## Stated goal
Without the pictures, copy all the entries below exactly.

Data records:
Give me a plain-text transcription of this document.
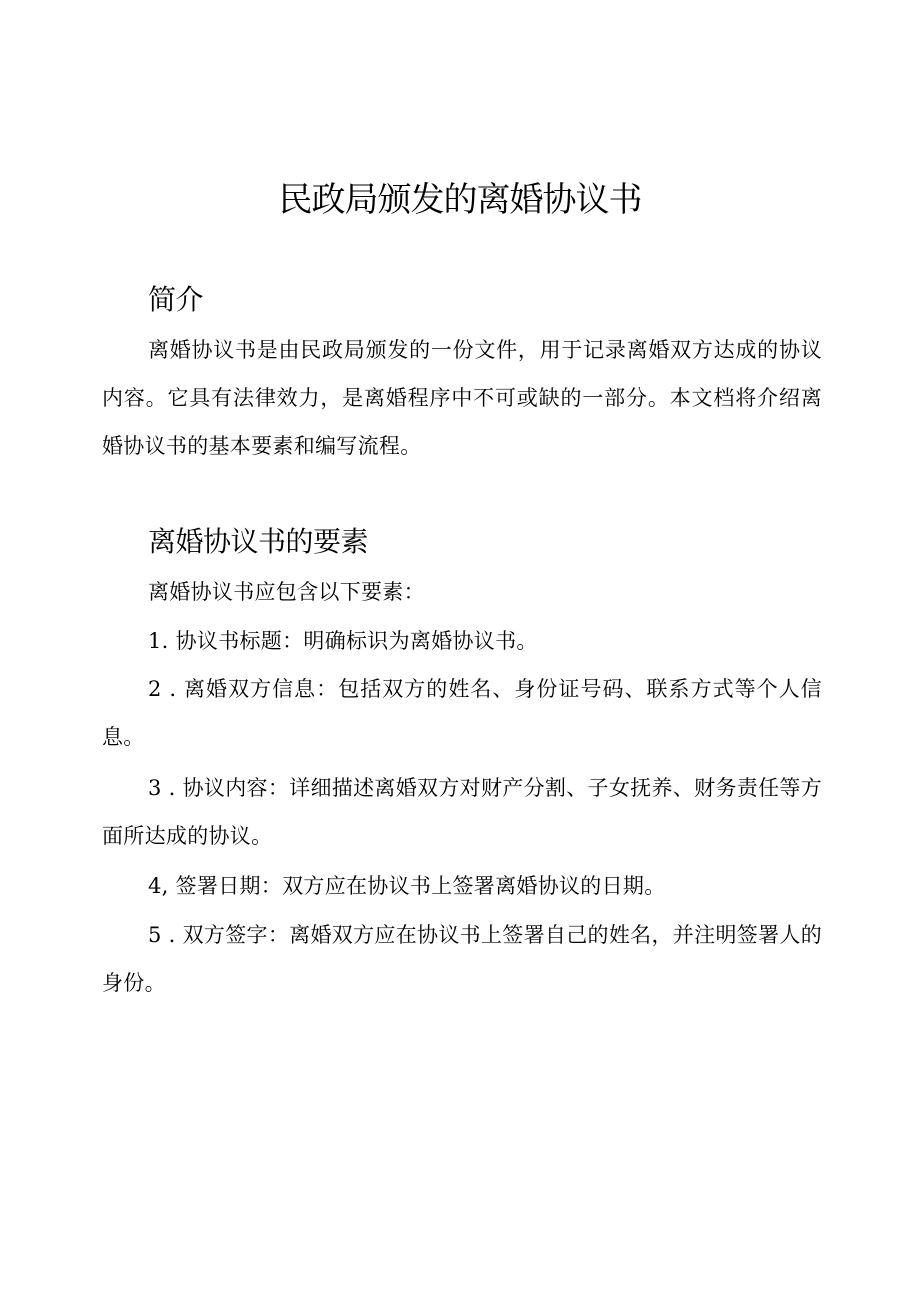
民政局颁发的离婚协议书
简介

离婚协议书是由民政局颁发的一份文件，用于记录离婚双方达成的协议内容。它具有法律效力，是离婚程序中不可或缺的一部分。本文档将介绍离婚协议书的基本要素和编写流程。

离婚协议书的要素

离婚协议书应包含以下要素：

1. 协议书标题：明确标识为离婚协议书。

2 . 离婚双方信息：包括双方的姓名、身份证号码、联系方式等个人信息。

3 . 协议内容：详细描述离婚双方对财产分割、子女抚养、财务责任等方面所达成的协议。

4, 签署日期：双方应在协议书上签署离婚协议的日期。

5 . 双方签字：离婚双方应在协议书上签署自己的姓名，并注明签署人的身份。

## In response
Give me a plain-text transcription of this document.
民政局颁发的离婚协议书
简介

离婚协议书是由民政局颁发的一份文件，用于记录离婚双方达成的协议内容。它具有法律效力，是离婚程序中不可或缺的一部分。本文档将介绍离婚协议书的基本要素和编写流程。

离婚协议书的要素

离婚协议书应包含以下要素：

1. 协议书标题：明确标识为离婚协议书。

2 . 离婚双方信息：包括双方的姓名、身份证号码、联系方式等个人信息。

3 . 协议内容：详细描述离婚双方对财产分割、子女抚养、财务责任等方面所达成的协议。

4, 签署日期：双方应在协议书上签署离婚协议的日期。

5 . 双方签字：离婚双方应在协议书上签署自己的姓名，并注明签署人的身份。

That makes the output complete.